From the entries below, copy every line where the string "ylabel" appears.

▶ **Input data**
--- BEGIN ---
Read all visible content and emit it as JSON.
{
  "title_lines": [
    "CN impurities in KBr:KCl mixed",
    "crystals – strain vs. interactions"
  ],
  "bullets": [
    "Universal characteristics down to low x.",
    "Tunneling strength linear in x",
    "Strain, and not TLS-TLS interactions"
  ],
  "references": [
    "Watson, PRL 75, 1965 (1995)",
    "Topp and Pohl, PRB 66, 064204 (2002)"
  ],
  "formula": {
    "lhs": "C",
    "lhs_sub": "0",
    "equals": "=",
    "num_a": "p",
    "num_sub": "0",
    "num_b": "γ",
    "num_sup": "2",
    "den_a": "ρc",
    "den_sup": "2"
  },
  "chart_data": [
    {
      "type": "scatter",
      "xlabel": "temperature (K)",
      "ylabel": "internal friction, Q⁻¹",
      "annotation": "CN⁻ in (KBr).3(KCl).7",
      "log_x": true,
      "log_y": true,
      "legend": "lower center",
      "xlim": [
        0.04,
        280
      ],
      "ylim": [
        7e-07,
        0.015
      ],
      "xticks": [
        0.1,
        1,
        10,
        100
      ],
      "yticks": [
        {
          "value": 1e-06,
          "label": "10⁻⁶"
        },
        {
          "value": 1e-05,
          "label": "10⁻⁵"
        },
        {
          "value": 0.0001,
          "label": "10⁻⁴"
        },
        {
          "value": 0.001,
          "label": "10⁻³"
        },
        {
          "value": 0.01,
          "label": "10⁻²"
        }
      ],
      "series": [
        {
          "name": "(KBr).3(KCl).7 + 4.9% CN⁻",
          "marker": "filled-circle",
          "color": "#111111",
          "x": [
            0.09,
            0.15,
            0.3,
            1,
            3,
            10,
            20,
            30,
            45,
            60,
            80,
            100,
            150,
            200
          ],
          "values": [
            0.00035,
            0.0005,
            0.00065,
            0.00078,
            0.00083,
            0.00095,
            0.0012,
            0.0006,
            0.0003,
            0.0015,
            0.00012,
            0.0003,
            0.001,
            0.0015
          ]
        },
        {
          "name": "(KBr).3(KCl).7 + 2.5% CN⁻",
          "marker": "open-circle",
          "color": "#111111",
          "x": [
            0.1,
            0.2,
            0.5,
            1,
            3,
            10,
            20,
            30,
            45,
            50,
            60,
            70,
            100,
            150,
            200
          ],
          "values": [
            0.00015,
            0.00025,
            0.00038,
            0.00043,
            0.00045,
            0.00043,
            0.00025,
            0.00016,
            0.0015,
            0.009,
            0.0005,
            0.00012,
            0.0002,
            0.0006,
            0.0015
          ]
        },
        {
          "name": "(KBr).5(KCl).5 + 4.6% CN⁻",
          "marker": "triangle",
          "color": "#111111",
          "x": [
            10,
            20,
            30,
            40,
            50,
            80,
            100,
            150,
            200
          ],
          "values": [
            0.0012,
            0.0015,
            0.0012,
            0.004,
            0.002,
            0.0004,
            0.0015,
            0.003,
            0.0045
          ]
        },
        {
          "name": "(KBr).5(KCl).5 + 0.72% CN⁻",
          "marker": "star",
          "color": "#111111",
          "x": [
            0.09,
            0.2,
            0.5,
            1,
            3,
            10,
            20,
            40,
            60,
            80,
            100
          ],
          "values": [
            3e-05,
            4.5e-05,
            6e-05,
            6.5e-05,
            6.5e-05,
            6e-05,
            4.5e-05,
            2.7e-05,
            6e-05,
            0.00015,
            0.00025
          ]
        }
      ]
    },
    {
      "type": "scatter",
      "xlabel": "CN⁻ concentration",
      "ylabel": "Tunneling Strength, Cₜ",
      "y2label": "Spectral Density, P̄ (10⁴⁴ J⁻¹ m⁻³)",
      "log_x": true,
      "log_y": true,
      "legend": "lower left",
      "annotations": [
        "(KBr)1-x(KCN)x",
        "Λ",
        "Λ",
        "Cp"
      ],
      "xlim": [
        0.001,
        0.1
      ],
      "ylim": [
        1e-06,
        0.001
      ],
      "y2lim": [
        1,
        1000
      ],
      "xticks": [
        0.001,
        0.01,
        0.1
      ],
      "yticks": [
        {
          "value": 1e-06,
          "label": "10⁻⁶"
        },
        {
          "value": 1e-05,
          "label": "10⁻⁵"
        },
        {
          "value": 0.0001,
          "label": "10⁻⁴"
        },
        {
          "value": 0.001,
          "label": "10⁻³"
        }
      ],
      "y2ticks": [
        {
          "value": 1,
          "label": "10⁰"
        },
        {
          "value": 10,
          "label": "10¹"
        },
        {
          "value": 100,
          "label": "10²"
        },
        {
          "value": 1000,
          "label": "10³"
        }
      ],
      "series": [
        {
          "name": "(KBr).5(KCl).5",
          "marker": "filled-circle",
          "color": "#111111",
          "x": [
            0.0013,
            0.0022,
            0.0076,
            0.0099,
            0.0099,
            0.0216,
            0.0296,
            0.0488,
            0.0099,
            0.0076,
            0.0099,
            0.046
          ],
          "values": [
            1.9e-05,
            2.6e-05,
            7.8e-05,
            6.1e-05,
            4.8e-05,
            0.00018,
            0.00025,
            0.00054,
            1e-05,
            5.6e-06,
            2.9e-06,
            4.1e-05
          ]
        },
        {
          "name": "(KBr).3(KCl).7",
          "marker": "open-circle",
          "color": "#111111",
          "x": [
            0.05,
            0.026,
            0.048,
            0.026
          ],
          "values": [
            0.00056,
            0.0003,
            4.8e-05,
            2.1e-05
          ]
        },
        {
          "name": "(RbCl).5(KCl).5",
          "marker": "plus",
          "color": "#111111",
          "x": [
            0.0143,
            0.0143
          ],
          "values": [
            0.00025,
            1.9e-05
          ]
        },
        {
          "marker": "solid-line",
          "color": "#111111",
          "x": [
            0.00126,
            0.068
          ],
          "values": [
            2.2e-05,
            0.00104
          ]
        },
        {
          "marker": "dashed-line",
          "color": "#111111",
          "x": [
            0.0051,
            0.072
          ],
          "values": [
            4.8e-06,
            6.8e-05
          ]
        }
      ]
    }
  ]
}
--- END ---
--- BEGIN ---
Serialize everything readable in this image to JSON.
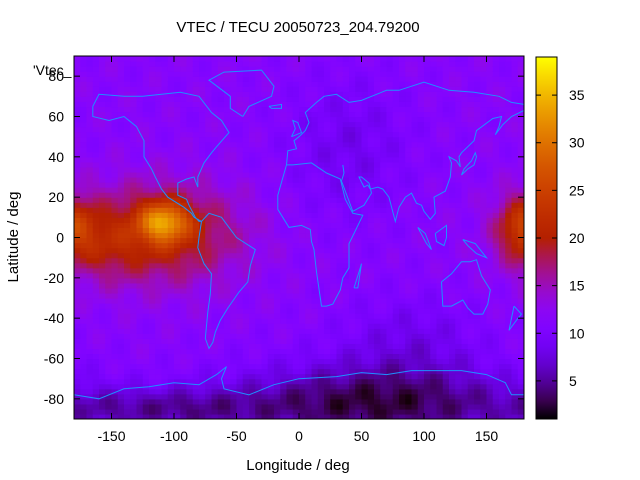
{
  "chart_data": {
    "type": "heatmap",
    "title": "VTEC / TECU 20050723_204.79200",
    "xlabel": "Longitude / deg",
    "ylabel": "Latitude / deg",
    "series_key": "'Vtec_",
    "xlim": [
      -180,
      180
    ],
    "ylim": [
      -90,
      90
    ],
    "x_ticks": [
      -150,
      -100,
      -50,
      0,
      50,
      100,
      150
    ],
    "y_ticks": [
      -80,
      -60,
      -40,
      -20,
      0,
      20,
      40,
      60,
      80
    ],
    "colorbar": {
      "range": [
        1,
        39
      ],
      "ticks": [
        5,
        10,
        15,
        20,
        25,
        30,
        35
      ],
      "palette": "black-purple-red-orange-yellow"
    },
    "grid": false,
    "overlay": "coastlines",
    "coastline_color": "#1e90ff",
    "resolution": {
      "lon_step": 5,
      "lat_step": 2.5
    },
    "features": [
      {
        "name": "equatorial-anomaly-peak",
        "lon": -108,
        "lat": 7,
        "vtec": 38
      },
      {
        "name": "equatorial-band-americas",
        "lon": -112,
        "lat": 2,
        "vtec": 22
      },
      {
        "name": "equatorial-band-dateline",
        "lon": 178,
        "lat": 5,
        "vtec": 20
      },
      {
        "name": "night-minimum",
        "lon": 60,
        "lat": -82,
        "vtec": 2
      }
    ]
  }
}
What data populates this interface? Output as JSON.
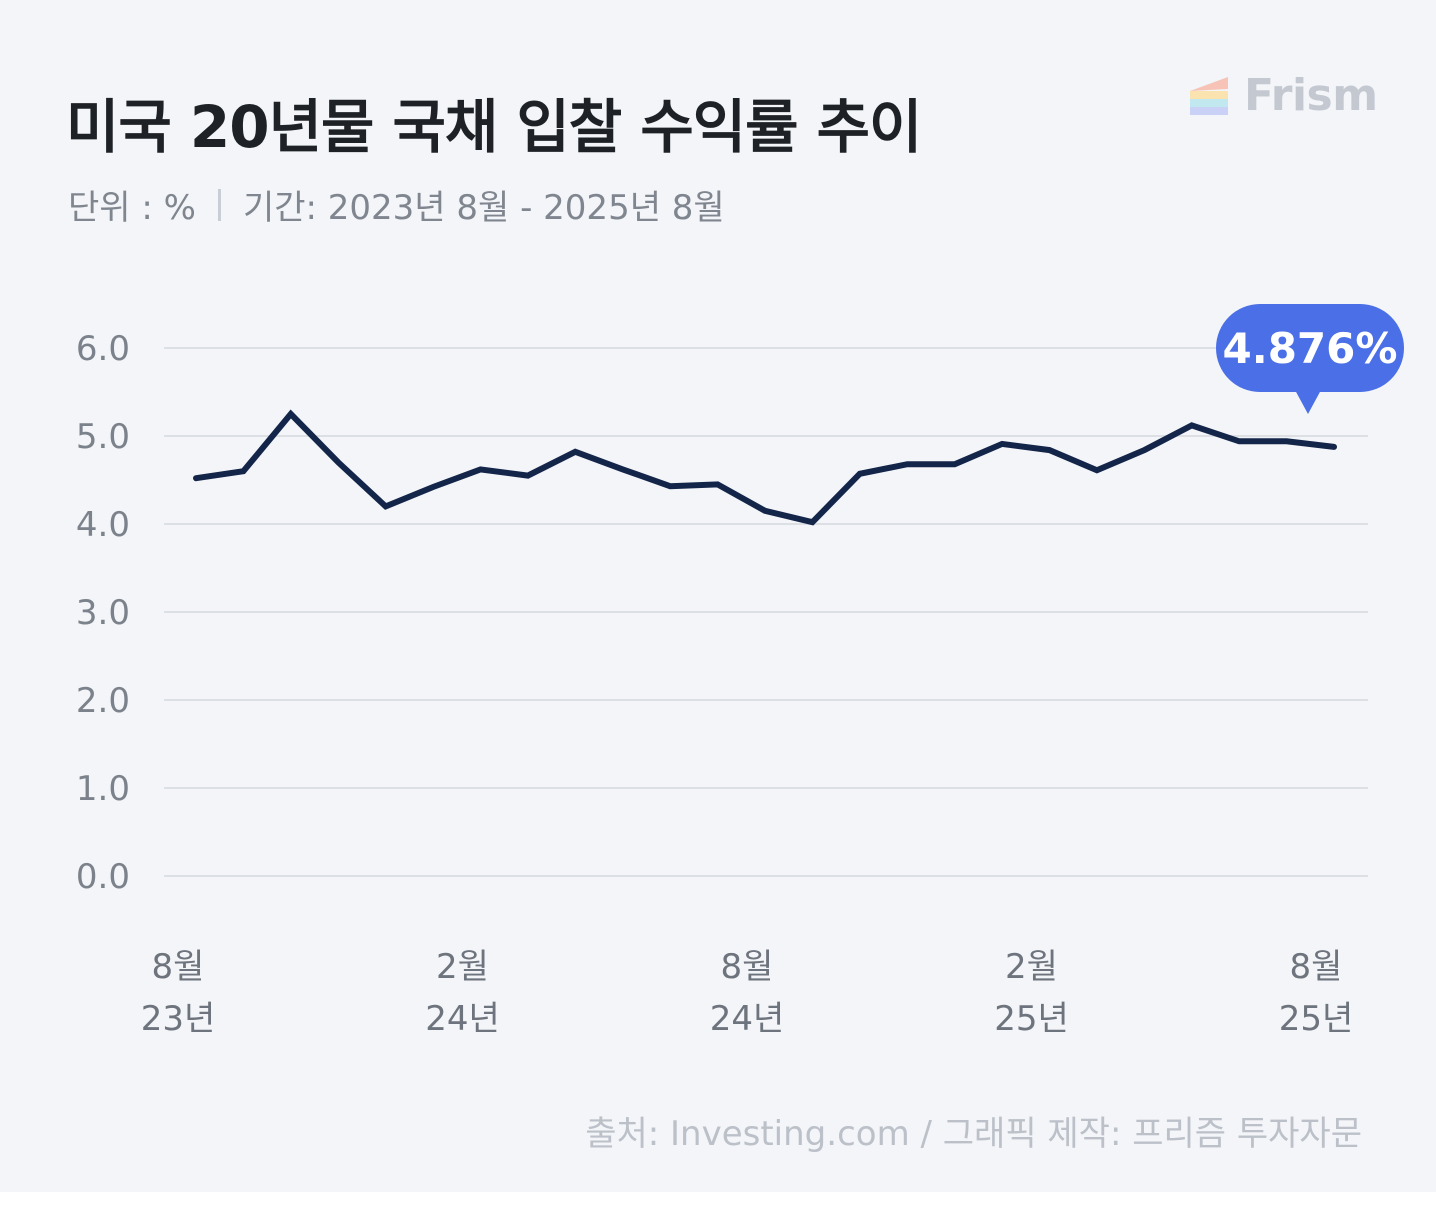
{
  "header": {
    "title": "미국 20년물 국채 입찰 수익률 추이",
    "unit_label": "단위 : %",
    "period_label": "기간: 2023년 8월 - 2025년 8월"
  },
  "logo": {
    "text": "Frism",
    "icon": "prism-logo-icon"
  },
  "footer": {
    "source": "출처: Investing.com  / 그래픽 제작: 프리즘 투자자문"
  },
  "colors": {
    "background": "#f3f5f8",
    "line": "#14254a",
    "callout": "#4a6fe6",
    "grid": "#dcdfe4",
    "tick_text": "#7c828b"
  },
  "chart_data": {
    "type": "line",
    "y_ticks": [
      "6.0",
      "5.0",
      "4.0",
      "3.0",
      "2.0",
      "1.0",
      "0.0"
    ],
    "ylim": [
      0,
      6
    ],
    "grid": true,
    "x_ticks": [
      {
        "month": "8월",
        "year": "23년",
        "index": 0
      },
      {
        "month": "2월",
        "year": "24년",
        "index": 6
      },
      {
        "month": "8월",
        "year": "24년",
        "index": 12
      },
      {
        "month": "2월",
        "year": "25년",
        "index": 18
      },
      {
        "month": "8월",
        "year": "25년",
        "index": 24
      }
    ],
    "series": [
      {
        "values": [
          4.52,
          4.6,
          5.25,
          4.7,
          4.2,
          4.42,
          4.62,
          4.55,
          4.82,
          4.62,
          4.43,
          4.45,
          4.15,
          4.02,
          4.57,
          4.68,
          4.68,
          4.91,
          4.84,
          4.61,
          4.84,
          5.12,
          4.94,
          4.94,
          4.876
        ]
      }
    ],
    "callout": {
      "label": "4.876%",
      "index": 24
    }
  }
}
--- END ---
▶ **Result for this task**
      "ylabel": "internal friction, Q⁻¹",
      "ylabel": "Tunneling Strength, Cₜ",
    "ylabel": "Latitude / deg",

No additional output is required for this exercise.